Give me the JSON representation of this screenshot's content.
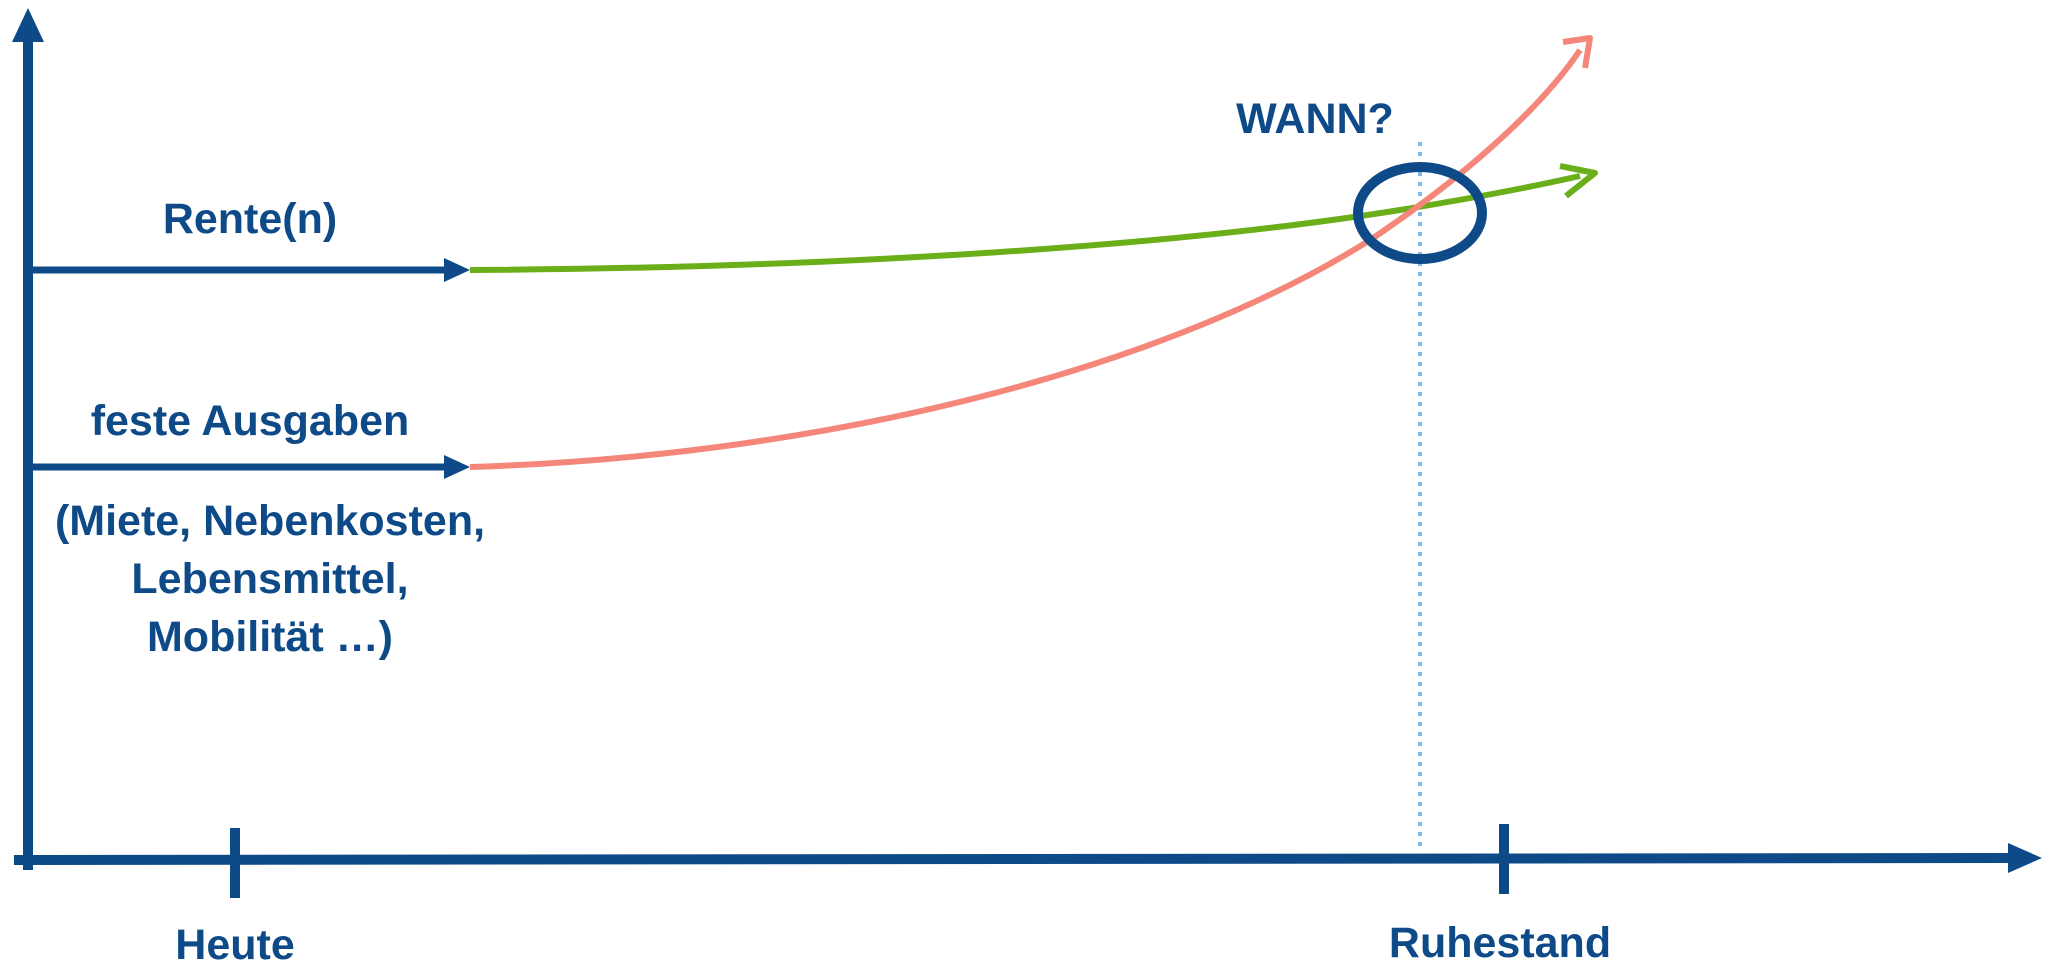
{
  "labels": {
    "rente": "Rente(n)",
    "feste_ausgaben": "feste Ausgaben",
    "ausgaben_detail_1": "(Miete, Nebenkosten,",
    "ausgaben_detail_2": "Lebensmittel,",
    "ausgaben_detail_3": "Mobilität …)",
    "question": "WANN?",
    "tick_today": "Heute",
    "tick_retirement": "Ruhestand"
  },
  "colors": {
    "axis": "#0d4a87",
    "text": "#0d4a87",
    "pension_curve": "#6aaf1a",
    "expenses_curve": "#f4877a",
    "marker_line": "#7fb8ec",
    "circle": "#0d4a87"
  }
}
________________
Transcribe each line above verbatim, with the pictures left out.

→ **Expected answer**
Give me the JSON representation of this screenshot's content.
{
  "labels": {
    "rente": "Rente(n)",
    "feste_ausgaben": "feste Ausgaben",
    "ausgaben_detail_1": "(Miete, Nebenkosten,",
    "ausgaben_detail_2": "Lebensmittel,",
    "ausgaben_detail_3": "Mobilität …)",
    "question": "WANN?",
    "tick_today": "Heute",
    "tick_retirement": "Ruhestand"
  },
  "colors": {
    "axis": "#0d4a87",
    "text": "#0d4a87",
    "pension_curve": "#6aaf1a",
    "expenses_curve": "#f4877a",
    "marker_line": "#7fb8ec",
    "circle": "#0d4a87"
  }
}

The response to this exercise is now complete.